▸ Written task
Return each line of the data below exactly, omitting any pictures.

........

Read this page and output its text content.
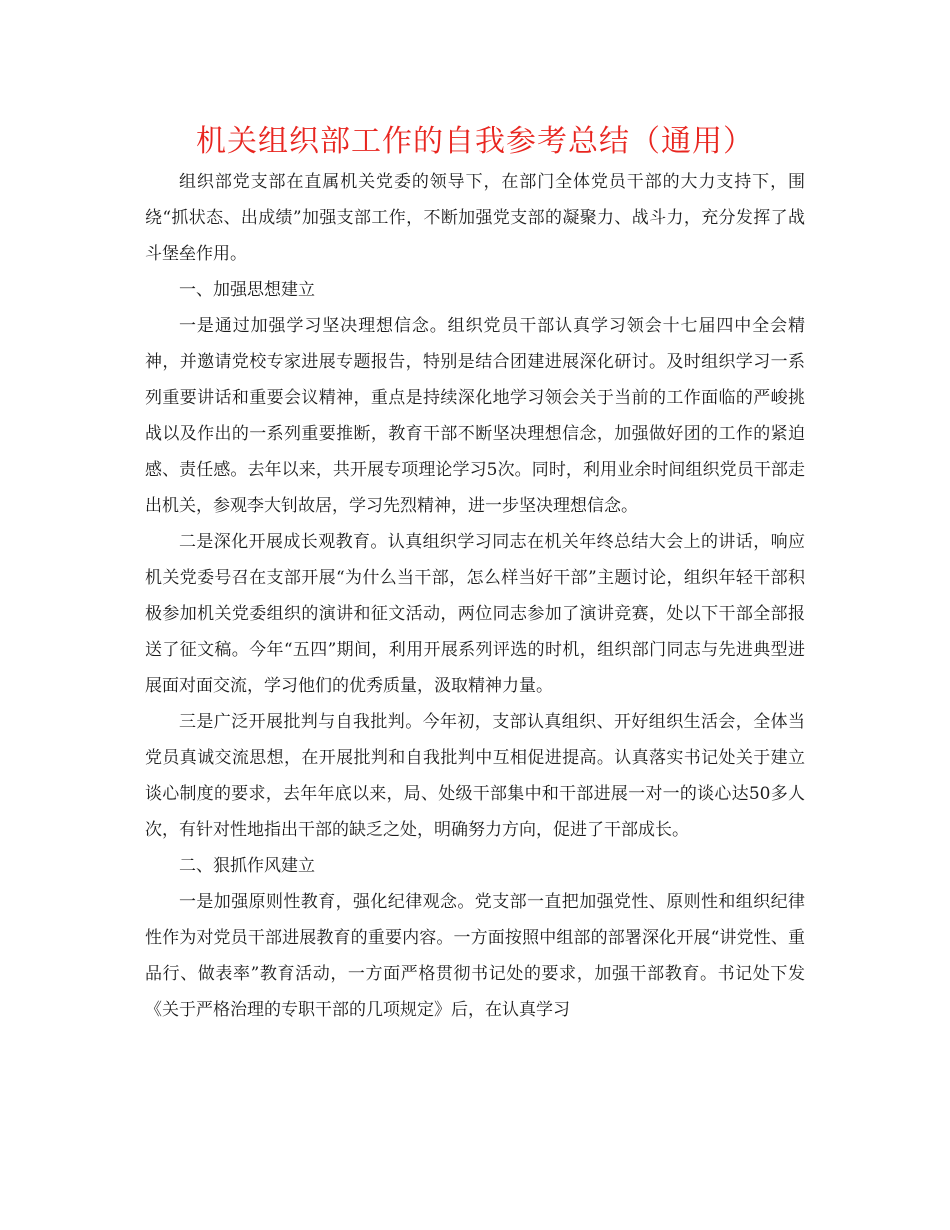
机关组织部工作的自我参考总结（通用）

组织部党支部在直属机关党委的领导下，在部门全体党员干部的大力支持下，围绕“抓状态、出成绩”加强支部工作，不断加强党支部的凝聚力、战斗力，充分发挥了战斗堡垒作用。

一、加强思想建立

一是通过加强学习坚决理想信念。组织党员干部认真学习领会十七届四中全会精神，并邀请党校专家进展专题报告，特别是结合团建进展深化研讨。及时组织学习一系列重要讲话和重要会议精神，重点是持续深化地学习领会关于当前的工作面临的严峻挑战以及作出的一系列重要推断，教育干部不断坚决理想信念，加强做好团的工作的紧迫感、责任感。去年以来，共开展专项理论学习5次。同时，利用业余时间组织党员干部走出机关，参观李大钊故居，学习先烈精神，进一步坚决理想信念。

二是深化开展成长观教育。认真组织学习同志在机关年终总结大会上的讲话，响应机关党委号召在支部开展“为什么当干部，怎么样当好干部”主题讨论，组织年轻干部积极参加机关党委组织的演讲和征文活动，两位同志参加了演讲竞赛，处以下干部全部报送了征文稿。今年“五四”期间，利用开展系列评选的时机，组织部门同志与先进典型进展面对面交流，学习他们的优秀质量，汲取精神力量。

三是广泛开展批判与自我批判。今年初，支部认真组织、开好组织生活会，全体当党员真诚交流思想，在开展批判和自我批判中互相促进提高。认真落实书记处关于建立谈心制度的要求，去年年底以来，局、处级干部集中和干部进展一对一的谈心达50多人次，有针对性地指出干部的缺乏之处，明确努力方向，促进了干部成长。

二、狠抓作风建立

一是加强原则性教育，强化纪律观念。党支部一直把加强党性、原则性和组织纪律性作为对党员干部进展教育的重要内容。一方面按照中组部的部署深化开展“讲党性、重品行、做表率”教育活动，一方面严格贯彻书记处的要求，加强干部教育。书记处下发《关于严格治理的专职干部的几项规定》后，在认真学习
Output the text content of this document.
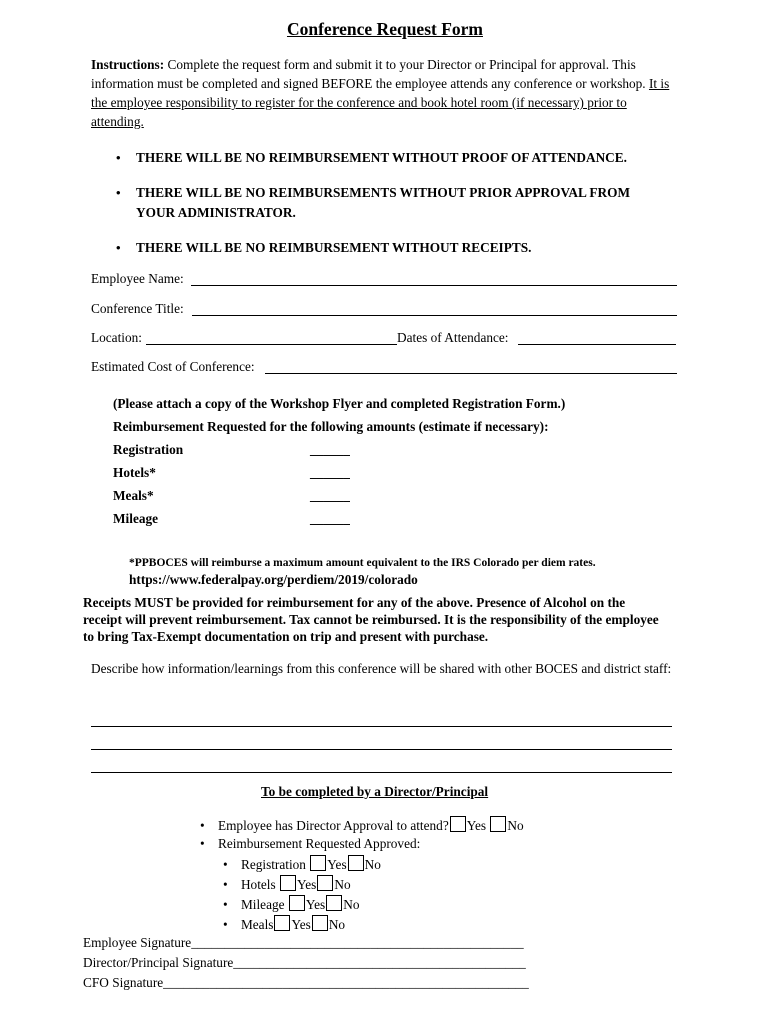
Conference Request Form
Instructions: Complete the request form and submit it to your Director or Principal for approval. This information must be completed and signed BEFORE the employee attends any conference or workshop. It is the employee responsibility to register for the conference and book hotel room (if necessary) prior to attending.
• THERE WILL BE NO REIMBURSEMENT WITHOUT PROOF OF ATTENDANCE.
• THERE WILL BE NO REIMBURSEMENTS WITHOUT PRIOR APPROVAL FROM YOUR ADMINISTRATOR.
• THERE WILL BE NO REIMBURSEMENT WITHOUT RECEIPTS.
Employee Name:
Conference Title:
Location:	Dates of Attendance:
Estimated Cost of Conference:
(Please attach a copy of the Workshop Flyer and completed Registration Form.)
Reimbursement Requested for the following amounts (estimate if necessary):
Registration	______
Hotels*	______
Meals*	______
Mileage	______
*PPBOCES will reimburse a maximum amount equivalent to the IRS Colorado per diem rates.
https://www.federalpay.org/perdiem/2019/colorado
Receipts MUST be provided for reimbursement for any of the above. Presence of Alcohol on the receipt will prevent reimbursement. Tax cannot be reimbursed. It is the responsibility of the employee to bring Tax-Exempt documentation on trip and present with purchase.
Describe how information/learnings from this conference will be shared with other BOCES and district staff:
To be completed by a Director/Principal
• Employee has Director Approval to attend? Yes No
• Reimbursement Requested Approved:
• Registration Yes No
• Hotels Yes No
• Mileage Yes No
• Meals Yes No
Employee Signature__________________________________________________
Director/Principal Signature____________________________________________
CFO Signature_______________________________________________________
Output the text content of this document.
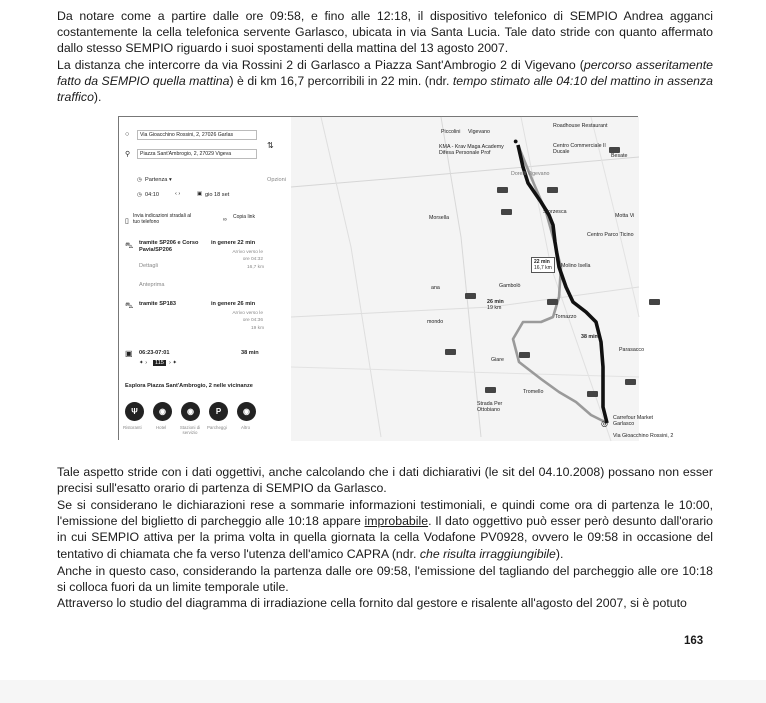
Da notare come a partire dalle ore 09:58, e fino alle 12:18, il dispositivo telefonico di SEMPIO Andrea agganci costantemente la cella telefonica servente Garlasco, ubicata in via Santa Lucia. Tale dato stride con quanto affermato dallo stesso SEMPIO riguardo i suoi spostamenti della mattina del 13 agosto 2007.

La distanza che intercorre da via Rossini 2 di Garlasco a Piazza Sant'Ambrogio 2 di Vigevano (percorso asseritamente fatto da SEMPIO quella mattina) è di km 16,7 percorribili in 22 min. (ndr. tempo stimato alle 04:10 del mattino in assenza traffico).

○	Via Gioacchino Rossini, 2, 27026 Garlas
⇅
⚲	Piazza Sant'Ambrogio, 2, 27029 Vigeva
◷ Partenza ▾	Opzioni
◷ 04:10	‹ ›	▣ gio 18 set
▯
Invia indicazioni stradali al tuo telefono	∞ Copia link
⛍ tramite SP206 e Corso Pavia/SP206
in genere 22 min
Arrivo verso le ore 04:32
16,7 km
Dettagli
Anteprima
⛍ tramite SP183	in genere 26 min
Arrivo verso le ore 04:36
19 km
▣ 06:23-07:01	38 min
✦ ›	115 › ✦
Esplora Piazza Sant'Ambrogio, 2 nelle vicinanze
Ψ	◉	◉	P	◉
Ristoranti	Hotel	Stazioni di servizio
Parcheggi	Altro
●
◎
Piccolini Vigevano
Roadhouse Restaurant
KMA - Krav Maga Academy Difesa Personale Prof
Centro Commerciale Il Ducale
Besate
Dorelli Vigevano
Morsella
Sforzesca
Motta Vi
Centro Parco Ticino
Molino Isella
Gambolò
ana
mondo
22 min
16,7 km
26 min
19 km
Tornazzo
38 min
Giare
Parasacco
Tromello
Strada Per Ottobiano
Carrefour Market Garlasco
Via Gioacchino Rossini, 2

Tale aspetto stride con i dati oggettivi, anche calcolando che i dati dichiarativi (le sit del 04.10.2008) possano non esser precisi sull'esatto orario di partenza di SEMPIO da Garlasco.

Se si considerano le dichiarazioni rese a sommarie informazioni testimoniali, e quindi come ora di partenza le 10:00, l'emissione del biglietto di parcheggio alle 10:18 appare improbabile. Il dato oggettivo può esser però desunto dall'orario in cui SEMPIO attiva per la prima volta in quella giornata la cella Vodafone PV0928, ovvero le 09:58 in occasione del tentativo di chiamata che fa verso l'utenza dell'amico CAPRA (ndr. che risulta irraggiungibile).

Anche in questo caso, considerando la partenza dalle ore 09:58, l'emissione del tagliando del parcheggio alle ore 10:18 si colloca fuori da un limite temporale utile.

Attraverso lo studio del diagramma di irradiazione cella fornito dal gestore e risalente all'agosto del 2007, si è potuto

163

........

▸ Finished exercise
Read this page and output its text content.
机关组织部工作的自我参考总结（通用）

组织部党支部在直属机关党委的领导下，在部门全体党员干部的大力支持下，围绕“抓状态、出成绩”加强支部工作，不断加强党支部的凝聚力、战斗力，充分发挥了战斗堡垒作用。

一、加强思想建立

一是通过加强学习坚决理想信念。组织党员干部认真学习领会十七届四中全会精神，并邀请党校专家进展专题报告，特别是结合团建进展深化研讨。及时组织学习一系列重要讲话和重要会议精神，重点是持续深化地学习领会关于当前的工作面临的严峻挑战以及作出的一系列重要推断，教育干部不断坚决理想信念，加强做好团的工作的紧迫感、责任感。去年以来，共开展专项理论学习5次。同时，利用业余时间组织党员干部走出机关，参观李大钊故居，学习先烈精神，进一步坚决理想信念。

二是深化开展成长观教育。认真组织学习同志在机关年终总结大会上的讲话，响应机关党委号召在支部开展“为什么当干部，怎么样当好干部”主题讨论，组织年轻干部积极参加机关党委组织的演讲和征文活动，两位同志参加了演讲竞赛，处以下干部全部报送了征文稿。今年“五四”期间，利用开展系列评选的时机，组织部门同志与先进典型进展面对面交流，学习他们的优秀质量，汲取精神力量。

三是广泛开展批判与自我批判。今年初，支部认真组织、开好组织生活会，全体当党员真诚交流思想，在开展批判和自我批判中互相促进提高。认真落实书记处关于建立谈心制度的要求，去年年底以来，局、处级干部集中和干部进展一对一的谈心达50多人次，有针对性地指出干部的缺乏之处，明确努力方向，促进了干部成长。

二、狠抓作风建立

一是加强原则性教育，强化纪律观念。党支部一直把加强党性、原则性和组织纪律性作为对党员干部进展教育的重要内容。一方面按照中组部的部署深化开展“讲党性、重品行、做表率”教育活动，一方面严格贯彻书记处的要求，加强干部教育。书记处下发《关于严格治理的专职干部的几项规定》后，在认真学习
Output the text content of this document.
Conference Request Form
Instructions: Complete the request form and submit it to your Director or Principal for approval. This information must be completed and signed BEFORE the employee attends any conference or workshop. It is the employee responsibility to register for the conference and book hotel room (if necessary) prior to attending.
• THERE WILL BE NO REIMBURSEMENT WITHOUT PROOF OF ATTENDANCE.
• THERE WILL BE NO REIMBURSEMENTS WITHOUT PRIOR APPROVAL FROM YOUR ADMINISTRATOR.
• THERE WILL BE NO REIMBURSEMENT WITHOUT RECEIPTS.
Employee Name:
Conference Title:
Location:	Dates of Attendance:
Estimated Cost of Conference:
(Please attach a copy of the Workshop Flyer and completed Registration Form.)
Reimbursement Requested for the following amounts (estimate if necessary):
Registration	______
Hotels*	______
Meals*	______
Mileage	______
*PPBOCES will reimburse a maximum amount equivalent to the IRS Colorado per diem rates.
https://www.federalpay.org/perdiem/2019/colorado
Receipts MUST be provided for reimbursement for any of the above. Presence of Alcohol on the receipt will prevent reimbursement. Tax cannot be reimbursed. It is the responsibility of the employee to bring Tax-Exempt documentation on trip and present with purchase.
Describe how information/learnings from this conference will be shared with other BOCES and district staff:
To be completed by a Director/Principal
• Employee has Director Approval to attend? Yes No
• Reimbursement Requested Approved:
• Registration Yes No
• Hotels Yes No
• Mileage Yes No
• Meals Yes No
Employee Signature__________________________________________________
Director/Principal Signature____________________________________________
CFO Signature_______________________________________________________
Output the text content of this document.
Da notare come a partire dalle ore 09:58, e fino alle 12:18, il dispositivo telefonico di SEMPIO Andrea agganci costantemente la cella telefonica servente Garlasco, ubicata in via Santa Lucia. Tale dato stride con quanto affermato dallo stesso SEMPIO riguardo i suoi spostamenti della mattina del 13 agosto 2007.

La distanza che intercorre da via Rossini 2 di Garlasco a Piazza Sant'Ambrogio 2 di Vigevano (percorso asseritamente fatto da SEMPIO quella mattina) è di km 16,7 percorribili in 22 min. (ndr. tempo stimato alle 04:10 del mattino in assenza traffico).

○	Via Gioacchino Rossini, 2, 27026 Garlas
⇅
⚲	Piazza Sant'Ambrogio, 2, 27029 Vigeva
◷ Partenza ▾	Opzioni
◷ 04:10	‹ ›	▣ gio 18 set
▯
Invia indicazioni stradali al tuo telefono	∞ Copia link
⛍ tramite SP206 e Corso Pavia/SP206
in genere 22 min
Arrivo verso le ore 04:32
16,7 km
Dettagli
Anteprima
⛍ tramite SP183	in genere 26 min
Arrivo verso le ore 04:36
19 km
▣ 06:23-07:01	38 min
✦ ›	115 › ✦
Esplora Piazza Sant'Ambrogio, 2 nelle vicinanze
Ψ	◉	◉	P	◉
Ristoranti	Hotel	Stazioni di servizio
Parcheggi	Altro
●
◎
Piccolini Vigevano
Roadhouse Restaurant
KMA - Krav Maga Academy Difesa Personale Prof
Centro Commerciale Il Ducale
Besate
Dorelli Vigevano
Morsella
Sforzesca
Motta Vi
Centro Parco Ticino
Molino Isella
Gambolò
ana
mondo
22 min
16,7 km
26 min
19 km
Tornazzo
38 min
Giare
Parasacco
Tromello
Strada Per Ottobiano
Carrefour Market Garlasco
Via Gioacchino Rossini, 2

Tale aspetto stride con i dati oggettivi, anche calcolando che i dati dichiarativi (le sit del 04.10.2008) possano non esser precisi sull'esatto orario di partenza di SEMPIO da Garlasco.

Se si considerano le dichiarazioni rese a sommarie informazioni testimoniali, e quindi come ora di partenza le 10:00, l'emissione del biglietto di parcheggio alle 10:18 appare improbabile. Il dato oggettivo può esser però desunto dall'orario in cui SEMPIO attiva per la prima volta in quella giornata la cella Vodafone PV0928, ovvero le 09:58 in occasione del tentativo di chiamata che fa verso l'utenza dell'amico CAPRA (ndr. che risulta irraggiungibile).

Anche in questo caso, considerando la partenza dalle ore 09:58, l'emissione del tagliando del parcheggio alle ore 10:18 si colloca fuori da un limite temporale utile.

Attraverso lo studio del diagramma di irradiazione cella fornito dal gestore e risalente all'agosto del 2007, si è potuto

163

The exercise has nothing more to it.